Exercise
Each entry should be quoted word for word, including every mark of punctuation.

Source records
- - - - - - -

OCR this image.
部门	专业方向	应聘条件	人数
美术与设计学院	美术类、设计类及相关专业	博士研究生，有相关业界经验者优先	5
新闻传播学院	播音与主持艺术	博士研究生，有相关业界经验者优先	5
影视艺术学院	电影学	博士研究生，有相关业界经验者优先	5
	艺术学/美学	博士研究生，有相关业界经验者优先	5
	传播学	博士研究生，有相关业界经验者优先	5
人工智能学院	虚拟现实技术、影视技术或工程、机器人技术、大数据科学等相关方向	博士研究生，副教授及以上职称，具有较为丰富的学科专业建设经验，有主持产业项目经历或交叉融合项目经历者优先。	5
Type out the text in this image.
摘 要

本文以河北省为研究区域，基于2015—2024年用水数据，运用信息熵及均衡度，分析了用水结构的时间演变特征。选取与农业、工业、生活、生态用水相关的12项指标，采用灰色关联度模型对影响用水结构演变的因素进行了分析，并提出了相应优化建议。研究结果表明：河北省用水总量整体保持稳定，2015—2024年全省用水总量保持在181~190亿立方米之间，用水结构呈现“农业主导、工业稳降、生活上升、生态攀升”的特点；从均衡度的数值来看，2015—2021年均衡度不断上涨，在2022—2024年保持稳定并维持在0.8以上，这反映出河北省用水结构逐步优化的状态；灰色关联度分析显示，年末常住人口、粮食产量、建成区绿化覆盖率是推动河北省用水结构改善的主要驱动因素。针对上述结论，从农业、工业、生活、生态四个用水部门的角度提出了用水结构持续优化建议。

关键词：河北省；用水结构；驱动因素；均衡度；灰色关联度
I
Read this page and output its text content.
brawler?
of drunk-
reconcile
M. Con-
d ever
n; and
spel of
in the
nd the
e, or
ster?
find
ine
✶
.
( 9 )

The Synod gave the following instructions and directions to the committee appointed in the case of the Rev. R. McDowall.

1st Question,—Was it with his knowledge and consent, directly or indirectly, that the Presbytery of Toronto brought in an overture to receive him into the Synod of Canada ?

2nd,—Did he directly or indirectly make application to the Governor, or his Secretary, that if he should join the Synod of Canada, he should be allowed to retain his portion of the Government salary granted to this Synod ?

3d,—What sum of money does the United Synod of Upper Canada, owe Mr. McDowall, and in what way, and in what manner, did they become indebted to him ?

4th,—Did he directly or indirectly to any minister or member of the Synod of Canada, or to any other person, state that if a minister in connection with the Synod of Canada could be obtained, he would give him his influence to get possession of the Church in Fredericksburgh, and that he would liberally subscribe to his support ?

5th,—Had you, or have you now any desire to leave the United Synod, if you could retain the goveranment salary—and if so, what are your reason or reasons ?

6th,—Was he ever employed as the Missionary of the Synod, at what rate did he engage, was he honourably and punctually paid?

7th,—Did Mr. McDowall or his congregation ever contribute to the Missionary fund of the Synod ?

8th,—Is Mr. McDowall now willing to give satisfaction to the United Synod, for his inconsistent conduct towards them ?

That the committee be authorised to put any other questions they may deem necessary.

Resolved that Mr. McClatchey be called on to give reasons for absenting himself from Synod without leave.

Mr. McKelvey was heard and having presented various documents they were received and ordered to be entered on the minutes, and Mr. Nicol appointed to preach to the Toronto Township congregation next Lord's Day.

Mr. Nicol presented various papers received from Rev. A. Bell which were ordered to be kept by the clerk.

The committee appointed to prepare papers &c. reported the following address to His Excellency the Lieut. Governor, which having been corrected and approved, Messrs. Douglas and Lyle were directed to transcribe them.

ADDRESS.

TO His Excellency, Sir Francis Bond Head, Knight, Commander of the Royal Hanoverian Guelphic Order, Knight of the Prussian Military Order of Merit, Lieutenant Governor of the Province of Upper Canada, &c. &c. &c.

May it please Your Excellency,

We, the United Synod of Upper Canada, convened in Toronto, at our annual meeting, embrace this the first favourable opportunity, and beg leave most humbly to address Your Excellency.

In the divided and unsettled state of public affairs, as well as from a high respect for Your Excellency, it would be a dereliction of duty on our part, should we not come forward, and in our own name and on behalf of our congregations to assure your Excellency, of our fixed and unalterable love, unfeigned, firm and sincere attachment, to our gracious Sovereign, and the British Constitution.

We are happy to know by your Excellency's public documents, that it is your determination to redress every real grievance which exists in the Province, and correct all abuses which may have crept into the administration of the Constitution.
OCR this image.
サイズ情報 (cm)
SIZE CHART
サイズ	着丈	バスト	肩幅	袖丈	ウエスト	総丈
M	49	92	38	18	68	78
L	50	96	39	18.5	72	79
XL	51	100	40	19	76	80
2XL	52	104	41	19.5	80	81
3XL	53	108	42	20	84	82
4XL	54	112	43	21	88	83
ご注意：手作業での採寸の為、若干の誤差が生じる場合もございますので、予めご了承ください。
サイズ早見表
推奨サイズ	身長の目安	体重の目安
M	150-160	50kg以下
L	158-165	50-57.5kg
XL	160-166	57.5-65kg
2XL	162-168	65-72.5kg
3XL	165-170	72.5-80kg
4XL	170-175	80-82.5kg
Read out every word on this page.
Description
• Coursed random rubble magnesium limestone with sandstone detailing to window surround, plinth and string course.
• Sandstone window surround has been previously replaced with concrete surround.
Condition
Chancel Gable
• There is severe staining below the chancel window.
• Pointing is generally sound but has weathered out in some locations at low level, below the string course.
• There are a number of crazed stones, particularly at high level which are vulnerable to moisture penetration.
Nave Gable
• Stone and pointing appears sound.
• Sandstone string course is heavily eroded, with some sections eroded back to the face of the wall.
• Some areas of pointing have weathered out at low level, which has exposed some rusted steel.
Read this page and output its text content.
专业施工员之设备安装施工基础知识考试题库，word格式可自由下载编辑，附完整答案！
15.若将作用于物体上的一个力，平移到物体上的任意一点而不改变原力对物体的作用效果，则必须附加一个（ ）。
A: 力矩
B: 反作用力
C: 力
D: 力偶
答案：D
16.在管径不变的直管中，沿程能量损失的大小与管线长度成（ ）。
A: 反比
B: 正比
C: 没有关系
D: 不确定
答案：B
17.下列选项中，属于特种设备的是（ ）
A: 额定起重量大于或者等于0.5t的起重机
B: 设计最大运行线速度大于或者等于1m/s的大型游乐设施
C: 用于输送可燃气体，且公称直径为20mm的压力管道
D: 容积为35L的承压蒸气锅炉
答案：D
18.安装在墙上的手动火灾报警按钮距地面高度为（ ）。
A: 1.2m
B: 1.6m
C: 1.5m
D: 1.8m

- - - - - - -

Complete response
OCR this image.
部门	专业方向	应聘条件	人数
美术与设计学院	美术类、设计类及相关专业	博士研究生，有相关业界经验者优先	5
新闻传播学院	播音与主持艺术	博士研究生，有相关业界经验者优先	5
影视艺术学院	电影学	博士研究生，有相关业界经验者优先	5
	艺术学/美学	博士研究生，有相关业界经验者优先	5
	传播学	博士研究生，有相关业界经验者优先	5
人工智能学院	虚拟现实技术、影视技术或工程、机器人技术、大数据科学等相关方向	博士研究生，副教授及以上职称，具有较为丰富的学科专业建设经验，有主持产业项目经历或交叉融合项目经历者优先。	5
Type out the text in this image.
摘 要

本文以河北省为研究区域，基于2015—2024年用水数据，运用信息熵及均衡度，分析了用水结构的时间演变特征。选取与农业、工业、生活、生态用水相关的12项指标，采用灰色关联度模型对影响用水结构演变的因素进行了分析，并提出了相应优化建议。研究结果表明：河北省用水总量整体保持稳定，2015—2024年全省用水总量保持在181~190亿立方米之间，用水结构呈现“农业主导、工业稳降、生活上升、生态攀升”的特点；从均衡度的数值来看，2015—2021年均衡度不断上涨，在2022—2024年保持稳定并维持在0.8以上，这反映出河北省用水结构逐步优化的状态；灰色关联度分析显示，年末常住人口、粮食产量、建成区绿化覆盖率是推动河北省用水结构改善的主要驱动因素。针对上述结论，从农业、工业、生活、生态四个用水部门的角度提出了用水结构持续优化建议。

关键词：河北省；用水结构；驱动因素；均衡度；灰色关联度
I
Read this page and output its text content.
brawler?
of drunk-
reconcile
M. Con-
d ever
n; and
spel of
in the
nd the
e, or
ster?
find
ine
✶
.
( 9 )

The Synod gave the following instructions and directions to the committee appointed in the case of the Rev. R. McDowall.

1st Question,—Was it with his knowledge and consent, directly or indirectly, that the Presbytery of Toronto brought in an overture to receive him into the Synod of Canada ?

2nd,—Did he directly or indirectly make application to the Governor, or his Secretary, that if he should join the Synod of Canada, he should be allowed to retain his portion of the Government salary granted to this Synod ?

3d,—What sum of money does the United Synod of Upper Canada, owe Mr. McDowall, and in what way, and in what manner, did they become indebted to him ?

4th,—Did he directly or indirectly to any minister or member of the Synod of Canada, or to any other person, state that if a minister in connection with the Synod of Canada could be obtained, he would give him his influence to get possession of the Church in Fredericksburgh, and that he would liberally subscribe to his support ?

5th,—Had you, or have you now any desire to leave the United Synod, if you could retain the goveranment salary—and if so, what are your reason or reasons ?

6th,—Was he ever employed as the Missionary of the Synod, at what rate did he engage, was he honourably and punctually paid?

7th,—Did Mr. McDowall or his congregation ever contribute to the Missionary fund of the Synod ?

8th,—Is Mr. McDowall now willing to give satisfaction to the United Synod, for his inconsistent conduct towards them ?

That the committee be authorised to put any other questions they may deem necessary.

Resolved that Mr. McClatchey be called on to give reasons for absenting himself from Synod without leave.

Mr. McKelvey was heard and having presented various documents they were received and ordered to be entered on the minutes, and Mr. Nicol appointed to preach to the Toronto Township congregation next Lord's Day.

Mr. Nicol presented various papers received from Rev. A. Bell which were ordered to be kept by the clerk.

The committee appointed to prepare papers &c. reported the following address to His Excellency the Lieut. Governor, which having been corrected and approved, Messrs. Douglas and Lyle were directed to transcribe them.

ADDRESS.

TO His Excellency, Sir Francis Bond Head, Knight, Commander of the Royal Hanoverian Guelphic Order, Knight of the Prussian Military Order of Merit, Lieutenant Governor of the Province of Upper Canada, &c. &c. &c.

May it please Your Excellency,

We, the United Synod of Upper Canada, convened in Toronto, at our annual meeting, embrace this the first favourable opportunity, and beg leave most humbly to address Your Excellency.

In the divided and unsettled state of public affairs, as well as from a high respect for Your Excellency, it would be a dereliction of duty on our part, should we not come forward, and in our own name and on behalf of our congregations to assure your Excellency, of our fixed and unalterable love, unfeigned, firm and sincere attachment, to our gracious Sovereign, and the British Constitution.

We are happy to know by your Excellency's public documents, that it is your determination to redress every real grievance which exists in the Province, and correct all abuses which may have crept into the administration of the Constitution.
OCR this image.
サイズ情報 (cm)
SIZE CHART
サイズ	着丈	バスト	肩幅	袖丈	ウエスト	総丈
M	49	92	38	18	68	78
L	50	96	39	18.5	72	79
XL	51	100	40	19	76	80
2XL	52	104	41	19.5	80	81
3XL	53	108	42	20	84	82
4XL	54	112	43	21	88	83
ご注意：手作業での採寸の為、若干の誤差が生じる場合もございますので、予めご了承ください。
サイズ早見表
推奨サイズ	身長の目安	体重の目安
M	150-160	50kg以下
L	158-165	50-57.5kg
XL	160-166	57.5-65kg
2XL	162-168	65-72.5kg
3XL	165-170	72.5-80kg
4XL	170-175	80-82.5kg
Read out every word on this page.
Description
• Coursed random rubble magnesium limestone with sandstone detailing to window surround, plinth and string course.
• Sandstone window surround has been previously replaced with concrete surround.
Condition
Chancel Gable
• There is severe staining below the chancel window.
• Pointing is generally sound but has weathered out in some locations at low level, below the string course.
• There are a number of crazed stones, particularly at high level which are vulnerable to moisture penetration.
Nave Gable
• Stone and pointing appears sound.
• Sandstone string course is heavily eroded, with some sections eroded back to the face of the wall.
• Some areas of pointing have weathered out at low level, which has exposed some rusted steel.
Read this page and output its text content.
专业施工员之设备安装施工基础知识考试题库，word格式可自由下载编辑，附完整答案！
15.若将作用于物体上的一个力，平移到物体上的任意一点而不改变原力对物体的作用效果，则必须附加一个（ ）。
A: 力矩
B: 反作用力
C: 力
D: 力偶
答案：D
16.在管径不变的直管中，沿程能量损失的大小与管线长度成（ ）。
A: 反比
B: 正比
C: 没有关系
D: 不确定
答案：B
17.下列选项中，属于特种设备的是（ ）
A: 额定起重量大于或者等于0.5t的起重机
B: 设计最大运行线速度大于或者等于1m/s的大型游乐设施
C: 用于输送可燃气体，且公称直径为20mm的压力管道
D: 容积为35L的承压蒸气锅炉
答案：D
18.安装在墙上的手动火灾报警按钮距地面高度为（ ）。
A: 1.2m
B: 1.6m
C: 1.5m
D: 1.8m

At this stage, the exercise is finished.